▶ Exercise task:
Scan the material that follows. Copy every line containing the word "possiamo".

▶ Input material:

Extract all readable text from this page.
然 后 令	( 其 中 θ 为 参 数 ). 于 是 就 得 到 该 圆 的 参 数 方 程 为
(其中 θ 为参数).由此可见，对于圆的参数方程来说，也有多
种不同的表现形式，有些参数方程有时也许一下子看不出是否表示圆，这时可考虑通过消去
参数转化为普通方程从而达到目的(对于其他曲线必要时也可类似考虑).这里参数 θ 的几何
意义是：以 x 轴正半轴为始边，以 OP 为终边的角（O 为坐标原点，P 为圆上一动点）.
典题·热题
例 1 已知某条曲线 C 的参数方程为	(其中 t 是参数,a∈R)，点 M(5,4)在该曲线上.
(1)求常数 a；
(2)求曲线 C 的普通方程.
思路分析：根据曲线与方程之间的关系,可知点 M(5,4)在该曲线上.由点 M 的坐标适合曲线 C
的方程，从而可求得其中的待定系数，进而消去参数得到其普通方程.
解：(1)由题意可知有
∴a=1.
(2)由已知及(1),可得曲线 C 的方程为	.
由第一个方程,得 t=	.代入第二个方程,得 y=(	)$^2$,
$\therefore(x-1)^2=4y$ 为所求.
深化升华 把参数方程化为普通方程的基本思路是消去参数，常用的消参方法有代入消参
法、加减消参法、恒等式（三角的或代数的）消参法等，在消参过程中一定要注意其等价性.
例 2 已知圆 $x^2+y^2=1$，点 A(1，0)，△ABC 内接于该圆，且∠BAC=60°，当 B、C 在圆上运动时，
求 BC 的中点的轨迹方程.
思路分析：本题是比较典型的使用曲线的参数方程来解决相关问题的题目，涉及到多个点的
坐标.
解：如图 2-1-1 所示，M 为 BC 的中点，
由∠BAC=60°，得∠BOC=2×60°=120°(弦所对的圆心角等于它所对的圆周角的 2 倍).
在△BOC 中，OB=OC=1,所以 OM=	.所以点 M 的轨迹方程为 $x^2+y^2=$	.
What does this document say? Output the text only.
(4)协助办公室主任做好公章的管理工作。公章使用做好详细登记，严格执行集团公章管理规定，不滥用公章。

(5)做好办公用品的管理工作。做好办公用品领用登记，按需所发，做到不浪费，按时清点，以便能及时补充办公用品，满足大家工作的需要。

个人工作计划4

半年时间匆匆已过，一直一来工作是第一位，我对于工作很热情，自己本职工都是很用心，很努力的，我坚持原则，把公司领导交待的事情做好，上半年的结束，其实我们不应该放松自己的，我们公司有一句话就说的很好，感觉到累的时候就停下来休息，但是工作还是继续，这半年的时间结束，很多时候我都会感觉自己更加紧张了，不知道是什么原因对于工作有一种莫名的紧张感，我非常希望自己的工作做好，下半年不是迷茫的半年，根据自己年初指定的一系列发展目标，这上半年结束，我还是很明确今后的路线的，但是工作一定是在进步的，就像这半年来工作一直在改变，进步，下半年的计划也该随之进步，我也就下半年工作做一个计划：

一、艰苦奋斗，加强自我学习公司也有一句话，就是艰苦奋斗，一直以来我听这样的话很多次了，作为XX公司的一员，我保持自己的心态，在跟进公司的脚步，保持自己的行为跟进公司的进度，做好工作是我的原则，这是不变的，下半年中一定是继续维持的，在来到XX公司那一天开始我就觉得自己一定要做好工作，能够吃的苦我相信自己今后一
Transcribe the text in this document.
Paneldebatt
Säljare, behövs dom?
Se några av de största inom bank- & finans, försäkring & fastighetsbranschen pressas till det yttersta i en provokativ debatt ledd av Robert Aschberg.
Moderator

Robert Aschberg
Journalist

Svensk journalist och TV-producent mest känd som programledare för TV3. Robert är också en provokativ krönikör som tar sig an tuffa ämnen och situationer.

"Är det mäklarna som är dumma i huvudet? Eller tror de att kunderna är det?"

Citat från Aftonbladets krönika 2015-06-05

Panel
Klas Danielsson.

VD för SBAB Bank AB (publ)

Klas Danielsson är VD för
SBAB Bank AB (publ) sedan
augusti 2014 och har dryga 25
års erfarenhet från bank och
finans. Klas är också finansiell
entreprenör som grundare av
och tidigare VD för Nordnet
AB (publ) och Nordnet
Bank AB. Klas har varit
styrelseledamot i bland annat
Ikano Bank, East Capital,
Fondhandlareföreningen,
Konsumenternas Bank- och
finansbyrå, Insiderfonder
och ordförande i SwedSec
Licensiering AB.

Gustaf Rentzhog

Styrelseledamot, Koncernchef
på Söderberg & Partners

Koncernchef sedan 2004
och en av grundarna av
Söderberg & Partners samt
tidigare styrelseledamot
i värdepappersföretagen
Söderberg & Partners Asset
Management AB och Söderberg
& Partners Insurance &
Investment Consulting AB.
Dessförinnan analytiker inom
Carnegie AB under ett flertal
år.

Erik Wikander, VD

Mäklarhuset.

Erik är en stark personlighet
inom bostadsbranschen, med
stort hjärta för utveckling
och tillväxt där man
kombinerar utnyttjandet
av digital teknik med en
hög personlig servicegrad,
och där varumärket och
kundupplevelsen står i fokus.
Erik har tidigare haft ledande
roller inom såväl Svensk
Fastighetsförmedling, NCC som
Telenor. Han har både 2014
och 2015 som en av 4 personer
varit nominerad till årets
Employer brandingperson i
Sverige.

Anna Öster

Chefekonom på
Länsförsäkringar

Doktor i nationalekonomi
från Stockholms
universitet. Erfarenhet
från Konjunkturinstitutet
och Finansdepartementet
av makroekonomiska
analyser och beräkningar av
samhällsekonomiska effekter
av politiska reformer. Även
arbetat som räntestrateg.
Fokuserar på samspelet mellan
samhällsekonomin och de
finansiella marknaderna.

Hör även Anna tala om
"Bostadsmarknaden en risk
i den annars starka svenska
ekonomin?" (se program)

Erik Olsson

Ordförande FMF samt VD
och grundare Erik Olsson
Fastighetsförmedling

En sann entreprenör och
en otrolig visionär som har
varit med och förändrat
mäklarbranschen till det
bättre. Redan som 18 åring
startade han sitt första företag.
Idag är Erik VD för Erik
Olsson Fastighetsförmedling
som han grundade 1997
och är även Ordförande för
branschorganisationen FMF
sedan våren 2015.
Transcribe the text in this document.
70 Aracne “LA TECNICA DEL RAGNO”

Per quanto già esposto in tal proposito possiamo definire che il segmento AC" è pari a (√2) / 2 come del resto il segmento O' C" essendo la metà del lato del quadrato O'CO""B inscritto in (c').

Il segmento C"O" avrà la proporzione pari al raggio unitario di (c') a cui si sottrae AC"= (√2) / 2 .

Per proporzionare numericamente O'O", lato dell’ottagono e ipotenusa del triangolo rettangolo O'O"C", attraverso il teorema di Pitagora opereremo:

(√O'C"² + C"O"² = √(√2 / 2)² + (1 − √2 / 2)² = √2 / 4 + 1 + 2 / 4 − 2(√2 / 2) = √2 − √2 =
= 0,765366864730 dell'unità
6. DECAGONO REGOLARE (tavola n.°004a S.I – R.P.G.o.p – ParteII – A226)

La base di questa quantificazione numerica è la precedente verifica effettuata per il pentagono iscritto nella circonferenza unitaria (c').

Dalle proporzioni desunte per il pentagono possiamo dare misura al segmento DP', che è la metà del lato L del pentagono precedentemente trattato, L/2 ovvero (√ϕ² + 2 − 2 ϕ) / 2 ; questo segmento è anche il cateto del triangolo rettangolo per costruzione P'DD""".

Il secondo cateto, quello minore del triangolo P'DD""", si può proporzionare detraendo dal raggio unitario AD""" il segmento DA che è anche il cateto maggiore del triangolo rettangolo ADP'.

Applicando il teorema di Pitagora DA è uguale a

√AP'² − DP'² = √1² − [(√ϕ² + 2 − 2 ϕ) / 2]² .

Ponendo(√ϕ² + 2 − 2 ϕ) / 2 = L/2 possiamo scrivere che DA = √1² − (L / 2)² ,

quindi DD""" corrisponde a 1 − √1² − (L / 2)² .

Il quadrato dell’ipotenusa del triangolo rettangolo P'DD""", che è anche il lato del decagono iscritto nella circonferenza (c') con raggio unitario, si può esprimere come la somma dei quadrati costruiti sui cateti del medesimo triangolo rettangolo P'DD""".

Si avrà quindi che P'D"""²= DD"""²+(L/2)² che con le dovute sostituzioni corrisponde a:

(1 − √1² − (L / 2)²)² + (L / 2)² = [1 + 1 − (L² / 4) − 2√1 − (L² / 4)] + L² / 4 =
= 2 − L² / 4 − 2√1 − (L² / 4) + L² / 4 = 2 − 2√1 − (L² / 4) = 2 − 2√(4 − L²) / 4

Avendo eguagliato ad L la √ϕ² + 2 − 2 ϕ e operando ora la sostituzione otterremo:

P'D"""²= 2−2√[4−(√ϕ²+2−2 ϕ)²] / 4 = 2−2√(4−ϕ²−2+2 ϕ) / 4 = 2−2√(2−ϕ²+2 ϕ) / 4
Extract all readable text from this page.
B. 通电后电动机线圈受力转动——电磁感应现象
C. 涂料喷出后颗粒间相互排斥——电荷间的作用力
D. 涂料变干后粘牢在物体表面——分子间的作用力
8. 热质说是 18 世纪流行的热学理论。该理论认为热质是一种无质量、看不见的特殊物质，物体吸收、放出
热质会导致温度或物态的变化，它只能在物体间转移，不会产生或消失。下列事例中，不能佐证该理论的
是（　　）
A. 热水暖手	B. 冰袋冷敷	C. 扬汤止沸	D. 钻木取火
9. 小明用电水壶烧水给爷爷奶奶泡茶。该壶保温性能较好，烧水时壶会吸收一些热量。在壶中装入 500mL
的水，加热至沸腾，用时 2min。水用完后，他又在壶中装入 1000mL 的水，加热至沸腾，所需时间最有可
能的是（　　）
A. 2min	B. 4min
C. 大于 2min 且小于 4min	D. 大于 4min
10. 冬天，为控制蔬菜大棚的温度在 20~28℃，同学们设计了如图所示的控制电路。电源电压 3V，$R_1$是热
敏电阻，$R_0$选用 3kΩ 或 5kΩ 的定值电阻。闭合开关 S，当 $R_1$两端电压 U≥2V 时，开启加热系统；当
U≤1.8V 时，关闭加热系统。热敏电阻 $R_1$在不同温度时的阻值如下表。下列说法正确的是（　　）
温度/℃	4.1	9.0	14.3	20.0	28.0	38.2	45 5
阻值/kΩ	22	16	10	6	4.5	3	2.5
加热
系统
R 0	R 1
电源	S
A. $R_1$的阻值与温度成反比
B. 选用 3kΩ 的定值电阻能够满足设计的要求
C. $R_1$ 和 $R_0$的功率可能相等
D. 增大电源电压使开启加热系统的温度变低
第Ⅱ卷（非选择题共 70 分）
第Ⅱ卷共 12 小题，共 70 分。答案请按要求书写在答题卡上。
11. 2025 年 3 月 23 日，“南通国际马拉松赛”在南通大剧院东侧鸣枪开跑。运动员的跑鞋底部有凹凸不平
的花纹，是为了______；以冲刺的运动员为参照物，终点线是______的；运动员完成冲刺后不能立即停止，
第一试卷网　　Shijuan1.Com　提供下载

▶ Output for this task:
Per quanto già esposto in tal proposito possiamo definire che il segmento AC" è pari a (√2) / 2 come del resto il segmento O' C" essendo la metà del lato del quadrato O'CO""B inscritto in (c').
Dalle proporzioni desunte per il pentagono possiamo dare misura al segmento DP', che è la metà del lato L del pentagono precedentemente trattato, L/2 ovvero (√ϕ² + 2 − 2 ϕ) / 2 ; questo segmento è anche il cateto del triangolo rettangolo per costruzione P'DD""".
Ponendo(√ϕ² + 2 − 2 ϕ) / 2 = L/2 possiamo scrivere che DA = √1² − (L / 2)² ,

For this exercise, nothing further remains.